Transcribe the full listing below exactly.

Data in this exercise:
◆ ◆ ◆

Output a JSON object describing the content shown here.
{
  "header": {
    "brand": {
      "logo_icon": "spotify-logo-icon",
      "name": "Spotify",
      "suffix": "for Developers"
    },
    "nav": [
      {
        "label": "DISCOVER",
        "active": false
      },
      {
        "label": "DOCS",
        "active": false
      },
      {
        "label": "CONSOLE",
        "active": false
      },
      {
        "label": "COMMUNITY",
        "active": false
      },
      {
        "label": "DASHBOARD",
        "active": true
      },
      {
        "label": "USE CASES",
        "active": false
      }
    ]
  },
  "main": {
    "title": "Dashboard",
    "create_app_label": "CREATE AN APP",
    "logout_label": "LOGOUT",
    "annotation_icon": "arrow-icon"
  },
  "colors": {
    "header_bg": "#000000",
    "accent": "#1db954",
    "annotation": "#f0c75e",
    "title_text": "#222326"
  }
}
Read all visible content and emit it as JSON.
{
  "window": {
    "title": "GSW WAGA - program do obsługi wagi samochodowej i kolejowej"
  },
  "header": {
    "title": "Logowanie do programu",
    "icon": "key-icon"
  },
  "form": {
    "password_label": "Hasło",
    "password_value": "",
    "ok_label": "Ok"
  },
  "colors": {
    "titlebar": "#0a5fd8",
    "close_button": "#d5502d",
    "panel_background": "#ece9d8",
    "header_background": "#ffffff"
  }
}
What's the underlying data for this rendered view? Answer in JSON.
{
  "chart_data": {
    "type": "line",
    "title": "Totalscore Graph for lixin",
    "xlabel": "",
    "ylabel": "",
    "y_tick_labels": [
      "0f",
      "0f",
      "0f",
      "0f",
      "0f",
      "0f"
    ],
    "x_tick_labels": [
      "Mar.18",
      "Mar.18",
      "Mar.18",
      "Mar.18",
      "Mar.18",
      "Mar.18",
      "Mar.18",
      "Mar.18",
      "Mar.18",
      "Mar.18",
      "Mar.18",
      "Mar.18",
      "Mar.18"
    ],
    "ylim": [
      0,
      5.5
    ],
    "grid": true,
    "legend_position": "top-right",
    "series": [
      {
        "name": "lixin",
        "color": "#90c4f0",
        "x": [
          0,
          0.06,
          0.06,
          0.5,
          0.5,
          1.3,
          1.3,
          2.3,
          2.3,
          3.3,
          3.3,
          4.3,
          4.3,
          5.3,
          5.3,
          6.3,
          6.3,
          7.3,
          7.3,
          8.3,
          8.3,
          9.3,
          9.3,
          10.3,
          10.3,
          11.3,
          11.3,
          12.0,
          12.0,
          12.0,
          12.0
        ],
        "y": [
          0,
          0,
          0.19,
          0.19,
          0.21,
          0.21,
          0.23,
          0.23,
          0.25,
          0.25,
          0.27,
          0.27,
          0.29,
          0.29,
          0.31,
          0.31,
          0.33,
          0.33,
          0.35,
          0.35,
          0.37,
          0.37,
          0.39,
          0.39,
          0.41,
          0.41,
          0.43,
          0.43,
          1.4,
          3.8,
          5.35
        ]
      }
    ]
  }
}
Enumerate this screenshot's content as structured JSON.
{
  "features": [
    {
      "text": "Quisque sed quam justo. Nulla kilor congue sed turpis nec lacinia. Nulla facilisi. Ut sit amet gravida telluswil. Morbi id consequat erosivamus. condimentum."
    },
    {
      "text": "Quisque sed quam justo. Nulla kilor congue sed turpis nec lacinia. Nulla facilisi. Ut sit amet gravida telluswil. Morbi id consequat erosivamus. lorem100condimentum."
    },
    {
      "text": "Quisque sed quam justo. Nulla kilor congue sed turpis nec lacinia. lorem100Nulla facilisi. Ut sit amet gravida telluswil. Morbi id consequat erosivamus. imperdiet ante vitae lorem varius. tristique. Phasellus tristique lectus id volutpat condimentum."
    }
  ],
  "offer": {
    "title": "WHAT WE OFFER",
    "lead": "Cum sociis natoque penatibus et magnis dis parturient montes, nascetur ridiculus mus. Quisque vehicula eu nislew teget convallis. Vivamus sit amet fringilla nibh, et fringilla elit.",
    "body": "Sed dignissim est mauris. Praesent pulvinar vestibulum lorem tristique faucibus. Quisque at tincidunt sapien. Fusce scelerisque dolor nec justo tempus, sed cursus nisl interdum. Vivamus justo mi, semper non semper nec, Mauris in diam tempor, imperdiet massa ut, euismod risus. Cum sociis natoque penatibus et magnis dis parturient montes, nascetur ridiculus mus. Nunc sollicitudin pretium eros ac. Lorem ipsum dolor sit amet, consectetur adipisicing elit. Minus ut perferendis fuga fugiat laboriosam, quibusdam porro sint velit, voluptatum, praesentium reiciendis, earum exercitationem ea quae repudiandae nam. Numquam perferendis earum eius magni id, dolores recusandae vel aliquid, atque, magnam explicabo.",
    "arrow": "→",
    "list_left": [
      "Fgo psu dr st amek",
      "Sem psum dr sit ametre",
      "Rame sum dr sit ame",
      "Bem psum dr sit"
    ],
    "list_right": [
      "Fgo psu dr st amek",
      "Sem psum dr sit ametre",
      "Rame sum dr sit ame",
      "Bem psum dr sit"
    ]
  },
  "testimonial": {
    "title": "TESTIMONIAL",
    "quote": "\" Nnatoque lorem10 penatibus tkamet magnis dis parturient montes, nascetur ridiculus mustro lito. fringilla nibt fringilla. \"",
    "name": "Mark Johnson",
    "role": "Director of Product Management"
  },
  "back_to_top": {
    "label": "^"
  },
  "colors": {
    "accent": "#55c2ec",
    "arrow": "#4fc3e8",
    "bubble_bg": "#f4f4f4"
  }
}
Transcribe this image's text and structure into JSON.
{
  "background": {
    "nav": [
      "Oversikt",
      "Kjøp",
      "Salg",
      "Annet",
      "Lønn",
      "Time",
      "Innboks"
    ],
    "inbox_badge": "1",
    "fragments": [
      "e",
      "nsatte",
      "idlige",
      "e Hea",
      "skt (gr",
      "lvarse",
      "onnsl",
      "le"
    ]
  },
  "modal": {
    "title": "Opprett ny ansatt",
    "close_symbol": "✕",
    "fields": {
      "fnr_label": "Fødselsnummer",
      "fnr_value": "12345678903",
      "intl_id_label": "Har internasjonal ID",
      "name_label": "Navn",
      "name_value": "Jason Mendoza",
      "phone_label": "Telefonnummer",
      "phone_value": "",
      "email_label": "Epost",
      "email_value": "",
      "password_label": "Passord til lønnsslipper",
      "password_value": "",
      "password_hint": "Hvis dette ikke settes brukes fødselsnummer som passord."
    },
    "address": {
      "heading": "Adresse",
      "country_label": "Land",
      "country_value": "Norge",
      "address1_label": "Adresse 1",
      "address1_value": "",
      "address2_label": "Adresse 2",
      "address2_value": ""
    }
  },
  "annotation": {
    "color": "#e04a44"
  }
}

◆ ◆ ◆

The completed task:
Output a JSON object describing the content shown here.
{
  "header": {
    "brand": {
      "logo_icon": "spotify-logo-icon",
      "name": "Spotify",
      "suffix": "for Developers"
    },
    "nav": [
      {
        "label": "DISCOVER",
        "active": false
      },
      {
        "label": "DOCS",
        "active": false
      },
      {
        "label": "CONSOLE",
        "active": false
      },
      {
        "label": "COMMUNITY",
        "active": false
      },
      {
        "label": "DASHBOARD",
        "active": true
      },
      {
        "label": "USE CASES",
        "active": false
      }
    ]
  },
  "main": {
    "title": "Dashboard",
    "create_app_label": "CREATE AN APP",
    "logout_label": "LOGOUT",
    "annotation_icon": "arrow-icon"
  },
  "colors": {
    "header_bg": "#000000",
    "accent": "#1db954",
    "annotation": "#f0c75e",
    "title_text": "#222326"
  }
}
Read all visible content and emit it as JSON.
{
  "window": {
    "title": "GSW WAGA - program do obsługi wagi samochodowej i kolejowej"
  },
  "header": {
    "title": "Logowanie do programu",
    "icon": "key-icon"
  },
  "form": {
    "password_label": "Hasło",
    "password_value": "",
    "ok_label": "Ok"
  },
  "colors": {
    "titlebar": "#0a5fd8",
    "close_button": "#d5502d",
    "panel_background": "#ece9d8",
    "header_background": "#ffffff"
  }
}
What's the underlying data for this rendered view? Answer in JSON.
{
  "chart_data": {
    "type": "line",
    "title": "Totalscore Graph for lixin",
    "xlabel": "",
    "ylabel": "",
    "y_tick_labels": [
      "0f",
      "0f",
      "0f",
      "0f",
      "0f",
      "0f"
    ],
    "x_tick_labels": [
      "Mar.18",
      "Mar.18",
      "Mar.18",
      "Mar.18",
      "Mar.18",
      "Mar.18",
      "Mar.18",
      "Mar.18",
      "Mar.18",
      "Mar.18",
      "Mar.18",
      "Mar.18",
      "Mar.18"
    ],
    "ylim": [
      0,
      5.5
    ],
    "grid": true,
    "legend_position": "top-right",
    "series": [
      {
        "name": "lixin",
        "color": "#90c4f0",
        "x": [
          0,
          0.06,
          0.06,
          0.5,
          0.5,
          1.3,
          1.3,
          2.3,
          2.3,
          3.3,
          3.3,
          4.3,
          4.3,
          5.3,
          5.3,
          6.3,
          6.3,
          7.3,
          7.3,
          8.3,
          8.3,
          9.3,
          9.3,
          10.3,
          10.3,
          11.3,
          11.3,
          12.0,
          12.0,
          12.0,
          12.0
        ],
        "y": [
          0,
          0,
          0.19,
          0.19,
          0.21,
          0.21,
          0.23,
          0.23,
          0.25,
          0.25,
          0.27,
          0.27,
          0.29,
          0.29,
          0.31,
          0.31,
          0.33,
          0.33,
          0.35,
          0.35,
          0.37,
          0.37,
          0.39,
          0.39,
          0.41,
          0.41,
          0.43,
          0.43,
          1.4,
          3.8,
          5.35
        ]
      }
    ]
  }
}
Enumerate this screenshot's content as structured JSON.
{
  "features": [
    {
      "text": "Quisque sed quam justo. Nulla kilor congue sed turpis nec lacinia. Nulla facilisi. Ut sit amet gravida telluswil. Morbi id consequat erosivamus. condimentum."
    },
    {
      "text": "Quisque sed quam justo. Nulla kilor congue sed turpis nec lacinia. Nulla facilisi. Ut sit amet gravida telluswil. Morbi id consequat erosivamus. lorem100condimentum."
    },
    {
      "text": "Quisque sed quam justo. Nulla kilor congue sed turpis nec lacinia. lorem100Nulla facilisi. Ut sit amet gravida telluswil. Morbi id consequat erosivamus. imperdiet ante vitae lorem varius. tristique. Phasellus tristique lectus id volutpat condimentum."
    }
  ],
  "offer": {
    "title": "WHAT WE OFFER",
    "lead": "Cum sociis natoque penatibus et magnis dis parturient montes, nascetur ridiculus mus. Quisque vehicula eu nislew teget convallis. Vivamus sit amet fringilla nibh, et fringilla elit.",
    "body": "Sed dignissim est mauris. Praesent pulvinar vestibulum lorem tristique faucibus. Quisque at tincidunt sapien. Fusce scelerisque dolor nec justo tempus, sed cursus nisl interdum. Vivamus justo mi, semper non semper nec, Mauris in diam tempor, imperdiet massa ut, euismod risus. Cum sociis natoque penatibus et magnis dis parturient montes, nascetur ridiculus mus. Nunc sollicitudin pretium eros ac. Lorem ipsum dolor sit amet, consectetur adipisicing elit. Minus ut perferendis fuga fugiat laboriosam, quibusdam porro sint velit, voluptatum, praesentium reiciendis, earum exercitationem ea quae repudiandae nam. Numquam perferendis earum eius magni id, dolores recusandae vel aliquid, atque, magnam explicabo.",
    "arrow": "→",
    "list_left": [
      "Fgo psu dr st amek",
      "Sem psum dr sit ametre",
      "Rame sum dr sit ame",
      "Bem psum dr sit"
    ],
    "list_right": [
      "Fgo psu dr st amek",
      "Sem psum dr sit ametre",
      "Rame sum dr sit ame",
      "Bem psum dr sit"
    ]
  },
  "testimonial": {
    "title": "TESTIMONIAL",
    "quote": "\" Nnatoque lorem10 penatibus tkamet magnis dis parturient montes, nascetur ridiculus mustro lito. fringilla nibt fringilla. \"",
    "name": "Mark Johnson",
    "role": "Director of Product Management"
  },
  "back_to_top": {
    "label": "^"
  },
  "colors": {
    "accent": "#55c2ec",
    "arrow": "#4fc3e8",
    "bubble_bg": "#f4f4f4"
  }
}
Transcribe this image's text and structure into JSON.
{
  "background": {
    "nav": [
      "Oversikt",
      "Kjøp",
      "Salg",
      "Annet",
      "Lønn",
      "Time",
      "Innboks"
    ],
    "inbox_badge": "1",
    "fragments": [
      "e",
      "nsatte",
      "idlige",
      "e Hea",
      "skt (gr",
      "lvarse",
      "onnsl",
      "le"
    ]
  },
  "modal": {
    "title": "Opprett ny ansatt",
    "close_symbol": "✕",
    "fields": {
      "fnr_label": "Fødselsnummer",
      "fnr_value": "12345678903",
      "intl_id_label": "Har internasjonal ID",
      "name_label": "Navn",
      "name_value": "Jason Mendoza",
      "phone_label": "Telefonnummer",
      "phone_value": "",
      "email_label": "Epost",
      "email_value": "",
      "password_label": "Passord til lønnsslipper",
      "password_value": "",
      "password_hint": "Hvis dette ikke settes brukes fødselsnummer som passord."
    },
    "address": {
      "heading": "Adresse",
      "country_label": "Land",
      "country_value": "Norge",
      "address1_label": "Adresse 1",
      "address1_value": "",
      "address2_label": "Adresse 2",
      "address2_value": ""
    }
  },
  "annotation": {
    "color": "#e04a44"
  }
}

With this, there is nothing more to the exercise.